DATASET RECORDS:
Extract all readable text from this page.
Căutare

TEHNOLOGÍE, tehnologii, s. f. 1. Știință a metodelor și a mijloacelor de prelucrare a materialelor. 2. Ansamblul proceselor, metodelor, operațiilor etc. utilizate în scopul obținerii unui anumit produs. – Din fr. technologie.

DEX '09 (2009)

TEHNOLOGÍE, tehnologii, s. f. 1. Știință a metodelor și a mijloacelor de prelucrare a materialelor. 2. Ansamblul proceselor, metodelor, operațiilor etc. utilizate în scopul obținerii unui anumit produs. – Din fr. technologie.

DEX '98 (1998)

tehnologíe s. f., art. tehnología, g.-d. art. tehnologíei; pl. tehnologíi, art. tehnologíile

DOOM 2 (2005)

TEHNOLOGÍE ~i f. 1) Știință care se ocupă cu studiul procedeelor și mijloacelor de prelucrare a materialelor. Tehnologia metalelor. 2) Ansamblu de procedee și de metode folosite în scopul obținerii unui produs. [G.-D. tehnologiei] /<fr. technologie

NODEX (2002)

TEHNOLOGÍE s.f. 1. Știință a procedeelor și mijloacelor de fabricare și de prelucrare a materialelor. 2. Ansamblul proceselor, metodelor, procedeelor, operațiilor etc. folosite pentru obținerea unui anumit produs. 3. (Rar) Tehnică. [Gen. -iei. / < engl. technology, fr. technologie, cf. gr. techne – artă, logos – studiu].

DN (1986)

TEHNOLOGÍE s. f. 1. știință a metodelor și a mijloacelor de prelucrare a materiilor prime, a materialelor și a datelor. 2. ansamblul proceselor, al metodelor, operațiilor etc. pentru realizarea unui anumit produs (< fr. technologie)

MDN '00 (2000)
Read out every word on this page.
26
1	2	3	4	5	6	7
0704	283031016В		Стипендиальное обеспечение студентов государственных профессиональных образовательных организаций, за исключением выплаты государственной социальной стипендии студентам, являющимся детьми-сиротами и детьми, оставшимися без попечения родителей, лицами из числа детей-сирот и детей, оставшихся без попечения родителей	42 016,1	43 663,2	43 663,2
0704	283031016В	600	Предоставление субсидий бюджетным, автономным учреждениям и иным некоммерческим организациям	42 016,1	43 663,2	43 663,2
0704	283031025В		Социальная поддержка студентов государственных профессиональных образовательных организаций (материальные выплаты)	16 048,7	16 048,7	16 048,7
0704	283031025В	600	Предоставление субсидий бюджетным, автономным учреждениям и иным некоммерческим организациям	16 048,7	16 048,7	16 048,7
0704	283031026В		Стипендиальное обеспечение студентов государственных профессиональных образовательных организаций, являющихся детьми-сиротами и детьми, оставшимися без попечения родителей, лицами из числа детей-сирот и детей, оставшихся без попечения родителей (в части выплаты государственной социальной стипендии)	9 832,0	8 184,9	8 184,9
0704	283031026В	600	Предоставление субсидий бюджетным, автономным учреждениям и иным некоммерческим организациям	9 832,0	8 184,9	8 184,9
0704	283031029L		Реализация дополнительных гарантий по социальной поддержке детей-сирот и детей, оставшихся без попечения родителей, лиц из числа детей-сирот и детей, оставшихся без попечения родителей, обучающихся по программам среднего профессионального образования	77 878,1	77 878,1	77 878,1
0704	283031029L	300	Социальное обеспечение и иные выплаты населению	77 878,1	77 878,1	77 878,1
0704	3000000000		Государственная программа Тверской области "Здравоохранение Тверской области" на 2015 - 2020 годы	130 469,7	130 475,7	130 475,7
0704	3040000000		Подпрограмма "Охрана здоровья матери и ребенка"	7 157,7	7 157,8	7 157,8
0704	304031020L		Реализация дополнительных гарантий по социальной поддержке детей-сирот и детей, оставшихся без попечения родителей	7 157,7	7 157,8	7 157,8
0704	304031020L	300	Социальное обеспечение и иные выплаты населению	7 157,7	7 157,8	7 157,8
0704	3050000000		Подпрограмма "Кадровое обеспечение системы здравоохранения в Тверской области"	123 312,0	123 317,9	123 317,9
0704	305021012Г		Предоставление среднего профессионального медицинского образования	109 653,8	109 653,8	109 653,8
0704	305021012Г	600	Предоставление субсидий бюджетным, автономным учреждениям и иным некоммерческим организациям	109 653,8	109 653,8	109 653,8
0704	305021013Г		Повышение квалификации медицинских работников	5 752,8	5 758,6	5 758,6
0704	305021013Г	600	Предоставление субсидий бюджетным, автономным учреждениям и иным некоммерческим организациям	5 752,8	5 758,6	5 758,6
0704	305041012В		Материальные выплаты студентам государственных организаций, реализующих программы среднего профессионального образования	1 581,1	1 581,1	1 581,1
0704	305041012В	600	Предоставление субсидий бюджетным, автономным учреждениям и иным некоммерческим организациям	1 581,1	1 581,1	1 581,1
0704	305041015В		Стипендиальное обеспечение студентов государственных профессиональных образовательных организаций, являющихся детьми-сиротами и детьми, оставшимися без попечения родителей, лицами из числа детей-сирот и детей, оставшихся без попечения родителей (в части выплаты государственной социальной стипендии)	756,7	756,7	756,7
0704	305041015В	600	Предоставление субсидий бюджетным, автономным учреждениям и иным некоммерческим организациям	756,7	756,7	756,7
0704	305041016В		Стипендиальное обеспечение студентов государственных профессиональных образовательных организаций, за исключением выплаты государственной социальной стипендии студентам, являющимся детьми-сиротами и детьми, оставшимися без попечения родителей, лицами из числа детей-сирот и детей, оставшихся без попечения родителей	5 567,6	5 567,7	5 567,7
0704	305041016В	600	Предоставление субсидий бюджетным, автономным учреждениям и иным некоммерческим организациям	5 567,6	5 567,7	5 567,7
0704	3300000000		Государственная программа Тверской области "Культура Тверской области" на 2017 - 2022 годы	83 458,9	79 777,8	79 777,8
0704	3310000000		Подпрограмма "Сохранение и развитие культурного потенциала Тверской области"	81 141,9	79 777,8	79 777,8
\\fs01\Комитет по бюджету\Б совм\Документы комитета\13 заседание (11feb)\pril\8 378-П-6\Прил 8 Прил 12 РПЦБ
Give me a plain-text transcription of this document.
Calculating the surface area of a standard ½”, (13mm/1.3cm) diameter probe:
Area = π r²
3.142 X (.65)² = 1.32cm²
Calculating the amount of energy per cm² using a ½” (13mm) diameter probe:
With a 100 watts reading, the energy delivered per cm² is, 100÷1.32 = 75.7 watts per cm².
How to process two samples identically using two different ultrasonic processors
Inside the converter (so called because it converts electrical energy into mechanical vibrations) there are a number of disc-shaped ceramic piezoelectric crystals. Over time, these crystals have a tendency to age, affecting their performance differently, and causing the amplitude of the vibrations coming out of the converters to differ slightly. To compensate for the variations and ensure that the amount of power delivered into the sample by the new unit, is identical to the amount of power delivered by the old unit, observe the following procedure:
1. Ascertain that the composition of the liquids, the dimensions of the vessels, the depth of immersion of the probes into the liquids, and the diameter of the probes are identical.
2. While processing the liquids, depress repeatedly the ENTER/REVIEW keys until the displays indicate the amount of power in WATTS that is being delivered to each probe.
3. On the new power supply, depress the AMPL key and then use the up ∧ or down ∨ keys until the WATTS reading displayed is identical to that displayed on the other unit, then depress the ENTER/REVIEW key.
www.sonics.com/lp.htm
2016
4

AIM: Repeat word for word the lines running from the line containing "Give me a plain-text" to the end of the entries above, inclusive.

RESPONSE TO THIS EXERCISE:
Give me a plain-text transcription of this document.
Calculating the surface area of a standard ½”, (13mm/1.3cm) diameter probe:
Area = π r²
3.142 X (.65)² = 1.32cm²
Calculating the amount of energy per cm² using a ½” (13mm) diameter probe:
With a 100 watts reading, the energy delivered per cm² is, 100÷1.32 = 75.7 watts per cm².
How to process two samples identically using two different ultrasonic processors
Inside the converter (so called because it converts electrical energy into mechanical vibrations) there are a number of disc-shaped ceramic piezoelectric crystals. Over time, these crystals have a tendency to age, affecting their performance differently, and causing the amplitude of the vibrations coming out of the converters to differ slightly. To compensate for the variations and ensure that the amount of power delivered into the sample by the new unit, is identical to the amount of power delivered by the old unit, observe the following procedure:
1. Ascertain that the composition of the liquids, the dimensions of the vessels, the depth of immersion of the probes into the liquids, and the diameter of the probes are identical.
2. While processing the liquids, depress repeatedly the ENTER/REVIEW keys until the displays indicate the amount of power in WATTS that is being delivered to each probe.
3. On the new power supply, depress the AMPL key and then use the up ∧ or down ∨ keys until the WATTS reading displayed is identical to that displayed on the other unit, then depress the ENTER/REVIEW key.
www.sonics.com/lp.htm
2016
4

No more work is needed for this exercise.